## KURZE ÜBUNG 1
Welchen Parameter muss robotto7831a im Forumsthread zu Postfix und IP-Adressen deaktivieren, damit der Versand wieder funktioniert?
## KURZE ÜBUNG 2
Greif den Forumsthread zu Postfix und der Bindung an IP-Adressen auf und schreib ihn nach dem letzten Beitrag weiter.

## LESETEXT
# Postfix bind ip address



## robotto7831a (15. Apr. 2015)

Hallo zusammen,

ich habe mehrere IP Adressen und muss Postfix beibringen nur bestimmte Adressen beim Versand zu nutzen sonst reagiert Freenet allergisch.

Ich habe dazu in /etc/postfix/main.cf folgendes eingetragen.


> inet_interfaces = all
> smtp_bind_address = 213.x.x.x
> smtp_bind_address6 = 2a02:x:x:x::x:1


Nach einem Neustart von Postfix sehe ich folgendes im Maillog.


> postfix/smtp[11669]: 5E815166E2F: to=<x@y.com>, relay=127.0.0.1[127.0.0.1]:10024, delay=0.17, delays=0.16/0.01/0/0, dsn=4.4.2, status=deferred (lost connection with 127.0.0.1[127.0.0.1] while receiving the initial server greeting)


Wenn ich dann den Parameter smtp_bind_address wieder deaktiviere geht es wieder. Was muss ich noch einstellen?


----------



## nowayback (15. Apr. 2015)

mich würde die fehlermeldung interessieren die du erhälst.

## GESPEICHERTE DATEN

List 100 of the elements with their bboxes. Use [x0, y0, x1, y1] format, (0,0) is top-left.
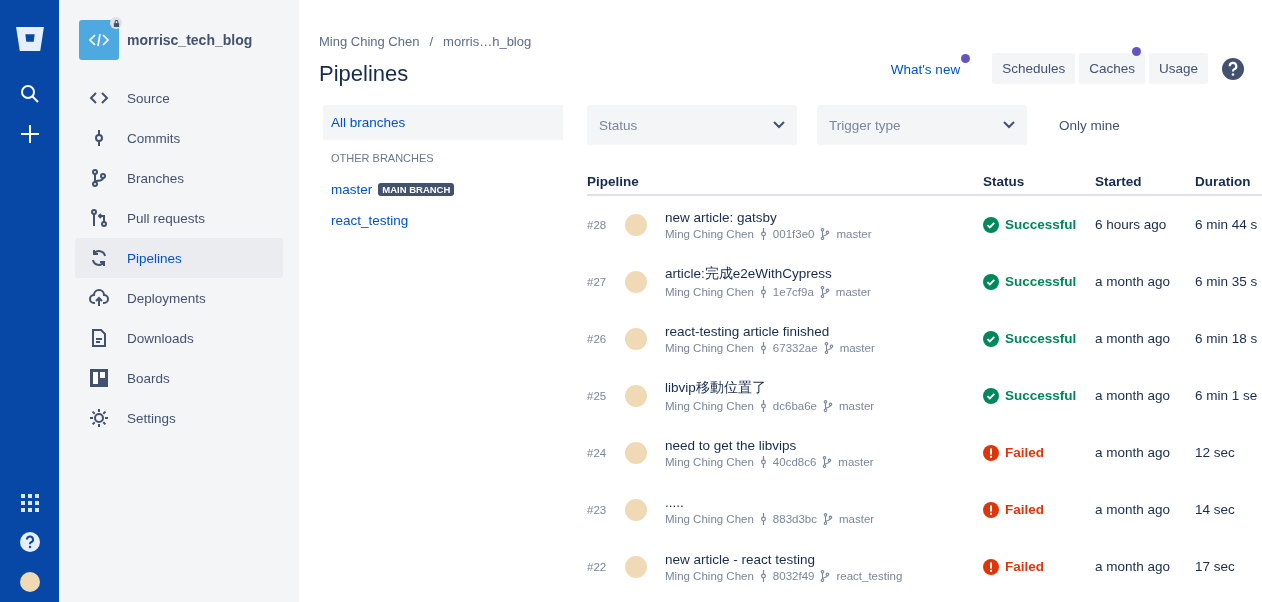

## LÖSUNG 1
Den Parameter smtp_bind_address.

## LÖSUNG 2
deine fehlermeldung kommt von amavis. ich könnte dir hier schreiben wie du das löst, sehe aber das problem an anderer stelle, deshalb meine frage vorab nach der fehlermeldung.


----------



## robotto7831a (15. Apr. 2015)

Amavis ist ja das Problem. Wenn ich Postfix so einstelle, dann kommt die besagte Fehlermeldung von Amavis im Maillog.


----------



## nowayback (15. Apr. 2015)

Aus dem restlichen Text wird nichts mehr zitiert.